### CHALLENGE
You are to retype all of the data exactly as it appears.

** begin MATERIAL **

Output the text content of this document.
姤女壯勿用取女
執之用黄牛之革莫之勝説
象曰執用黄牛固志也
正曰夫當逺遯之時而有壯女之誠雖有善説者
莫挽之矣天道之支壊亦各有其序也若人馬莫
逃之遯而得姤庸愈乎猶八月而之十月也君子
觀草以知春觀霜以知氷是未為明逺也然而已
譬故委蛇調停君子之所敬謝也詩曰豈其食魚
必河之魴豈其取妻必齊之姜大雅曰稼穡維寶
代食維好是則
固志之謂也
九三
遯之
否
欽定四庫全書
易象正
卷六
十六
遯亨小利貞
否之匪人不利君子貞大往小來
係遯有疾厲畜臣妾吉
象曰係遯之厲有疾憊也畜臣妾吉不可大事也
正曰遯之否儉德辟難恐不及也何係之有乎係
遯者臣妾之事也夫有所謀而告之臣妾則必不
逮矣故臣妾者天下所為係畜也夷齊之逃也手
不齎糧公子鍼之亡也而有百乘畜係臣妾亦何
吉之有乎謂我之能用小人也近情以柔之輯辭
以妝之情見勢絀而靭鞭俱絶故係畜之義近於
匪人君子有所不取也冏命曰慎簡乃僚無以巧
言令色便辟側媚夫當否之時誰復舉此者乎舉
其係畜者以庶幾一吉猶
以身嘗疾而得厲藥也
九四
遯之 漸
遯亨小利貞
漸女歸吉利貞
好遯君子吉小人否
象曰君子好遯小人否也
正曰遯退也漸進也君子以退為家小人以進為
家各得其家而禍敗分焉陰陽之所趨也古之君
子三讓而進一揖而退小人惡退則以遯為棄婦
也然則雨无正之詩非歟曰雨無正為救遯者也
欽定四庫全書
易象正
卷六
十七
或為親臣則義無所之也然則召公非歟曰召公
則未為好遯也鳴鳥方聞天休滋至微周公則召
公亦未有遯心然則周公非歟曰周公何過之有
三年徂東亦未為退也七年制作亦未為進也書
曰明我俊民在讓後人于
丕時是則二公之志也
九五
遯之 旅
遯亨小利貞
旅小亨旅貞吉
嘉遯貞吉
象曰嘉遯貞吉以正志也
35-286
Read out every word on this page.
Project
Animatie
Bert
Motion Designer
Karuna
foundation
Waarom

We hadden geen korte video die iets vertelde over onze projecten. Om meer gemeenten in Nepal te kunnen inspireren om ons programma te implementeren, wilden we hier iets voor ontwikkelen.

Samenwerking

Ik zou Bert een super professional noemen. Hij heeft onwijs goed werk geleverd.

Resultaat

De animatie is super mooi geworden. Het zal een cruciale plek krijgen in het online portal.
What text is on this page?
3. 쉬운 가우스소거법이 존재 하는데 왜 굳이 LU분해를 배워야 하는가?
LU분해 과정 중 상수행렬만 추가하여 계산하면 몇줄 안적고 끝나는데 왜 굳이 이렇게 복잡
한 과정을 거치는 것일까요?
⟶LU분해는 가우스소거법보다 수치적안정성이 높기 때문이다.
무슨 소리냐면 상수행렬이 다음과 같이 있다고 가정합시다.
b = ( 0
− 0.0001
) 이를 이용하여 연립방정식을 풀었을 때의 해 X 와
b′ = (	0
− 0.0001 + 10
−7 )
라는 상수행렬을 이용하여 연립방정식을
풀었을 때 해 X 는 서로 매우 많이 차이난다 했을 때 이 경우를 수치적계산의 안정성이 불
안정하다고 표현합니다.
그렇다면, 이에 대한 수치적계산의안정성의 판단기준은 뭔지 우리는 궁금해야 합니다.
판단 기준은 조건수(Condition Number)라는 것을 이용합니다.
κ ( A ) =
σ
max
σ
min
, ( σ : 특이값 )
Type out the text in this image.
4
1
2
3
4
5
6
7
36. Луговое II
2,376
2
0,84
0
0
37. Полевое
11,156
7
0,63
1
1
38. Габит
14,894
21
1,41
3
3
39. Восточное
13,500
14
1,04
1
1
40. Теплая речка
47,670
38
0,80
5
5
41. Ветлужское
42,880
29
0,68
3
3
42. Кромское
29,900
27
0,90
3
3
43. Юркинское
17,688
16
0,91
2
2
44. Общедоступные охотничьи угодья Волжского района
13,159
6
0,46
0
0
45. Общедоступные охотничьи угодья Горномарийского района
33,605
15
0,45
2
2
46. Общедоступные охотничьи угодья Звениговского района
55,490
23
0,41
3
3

** end MATERIAL **

### TASK ANSWER
Output the text content of this document.
姤女壯勿用取女
執之用黄牛之革莫之勝説
象曰執用黄牛固志也
正曰夫當逺遯之時而有壯女之誠雖有善説者
莫挽之矣天道之支壊亦各有其序也若人馬莫
逃之遯而得姤庸愈乎猶八月而之十月也君子
觀草以知春觀霜以知氷是未為明逺也然而已
譬故委蛇調停君子之所敬謝也詩曰豈其食魚
必河之魴豈其取妻必齊之姜大雅曰稼穡維寶
代食維好是則
固志之謂也
九三
遯之
否
欽定四庫全書
易象正
卷六
十六
遯亨小利貞
否之匪人不利君子貞大往小來
係遯有疾厲畜臣妾吉
象曰係遯之厲有疾憊也畜臣妾吉不可大事也
正曰遯之否儉德辟難恐不及也何係之有乎係
遯者臣妾之事也夫有所謀而告之臣妾則必不
逮矣故臣妾者天下所為係畜也夷齊之逃也手
不齎糧公子鍼之亡也而有百乘畜係臣妾亦何
吉之有乎謂我之能用小人也近情以柔之輯辭
以妝之情見勢絀而靭鞭俱絶故係畜之義近於
匪人君子有所不取也冏命曰慎簡乃僚無以巧
言令色便辟側媚夫當否之時誰復舉此者乎舉
其係畜者以庶幾一吉猶
以身嘗疾而得厲藥也
九四
遯之 漸
遯亨小利貞
漸女歸吉利貞
好遯君子吉小人否
象曰君子好遯小人否也
正曰遯退也漸進也君子以退為家小人以進為
家各得其家而禍敗分焉陰陽之所趨也古之君
子三讓而進一揖而退小人惡退則以遯為棄婦
也然則雨无正之詩非歟曰雨無正為救遯者也
欽定四庫全書
易象正
卷六
十七
或為親臣則義無所之也然則召公非歟曰召公
則未為好遯也鳴鳥方聞天休滋至微周公則召
公亦未有遯心然則周公非歟曰周公何過之有
三年徂東亦未為退也七年制作亦未為進也書
曰明我俊民在讓後人于
丕時是則二公之志也
九五
遯之 旅
遯亨小利貞
旅小亨旅貞吉
嘉遯貞吉
象曰嘉遯貞吉以正志也
35-286
Read out every word on this page.
Project
Animatie
Bert
Motion Designer
Karuna
foundation
Waarom

We hadden geen korte video die iets vertelde over onze projecten. Om meer gemeenten in Nepal te kunnen inspireren om ons programma te implementeren, wilden we hier iets voor ontwikkelen.

Samenwerking

Ik zou Bert een super professional noemen. Hij heeft onwijs goed werk geleverd.

Resultaat

De animatie is super mooi geworden. Het zal een cruciale plek krijgen in het online portal.
What text is on this page?
3. 쉬운 가우스소거법이 존재 하는데 왜 굳이 LU분해를 배워야 하는가?
LU분해 과정 중 상수행렬만 추가하여 계산하면 몇줄 안적고 끝나는데 왜 굳이 이렇게 복잡
한 과정을 거치는 것일까요?
⟶LU분해는 가우스소거법보다 수치적안정성이 높기 때문이다.
무슨 소리냐면 상수행렬이 다음과 같이 있다고 가정합시다.
b = ( 0
− 0.0001
) 이를 이용하여 연립방정식을 풀었을 때의 해 X 와
b′ = (	0
− 0.0001 + 10
−7 )
라는 상수행렬을 이용하여 연립방정식을
풀었을 때 해 X 는 서로 매우 많이 차이난다 했을 때 이 경우를 수치적계산의 안정성이 불
안정하다고 표현합니다.
그렇다면, 이에 대한 수치적계산의안정성의 판단기준은 뭔지 우리는 궁금해야 합니다.
판단 기준은 조건수(Condition Number)라는 것을 이용합니다.
κ ( A ) =
σ
max
σ
min
, ( σ : 특이값 )
Type out the text in this image.
4
1
2
3
4
5
6
7
36. Луговое II
2,376
2
0,84
0
0
37. Полевое
11,156
7
0,63
1
1
38. Габит
14,894
21
1,41
3
3
39. Восточное
13,500
14
1,04
1
1
40. Теплая речка
47,670
38
0,80
5
5
41. Ветлужское
42,880
29
0,68
3
3
42. Кромское
29,900
27
0,90
3
3
43. Юркинское
17,688
16
0,91
2
2
44. Общедоступные охотничьи угодья Волжского района
13,159
6
0,46
0
0
45. Общедоступные охотничьи угодья Горномарийского района
33,605
15
0,45
2
2
46. Общедоступные охотничьи угодья Звениговского района
55,490
23
0,41
3
3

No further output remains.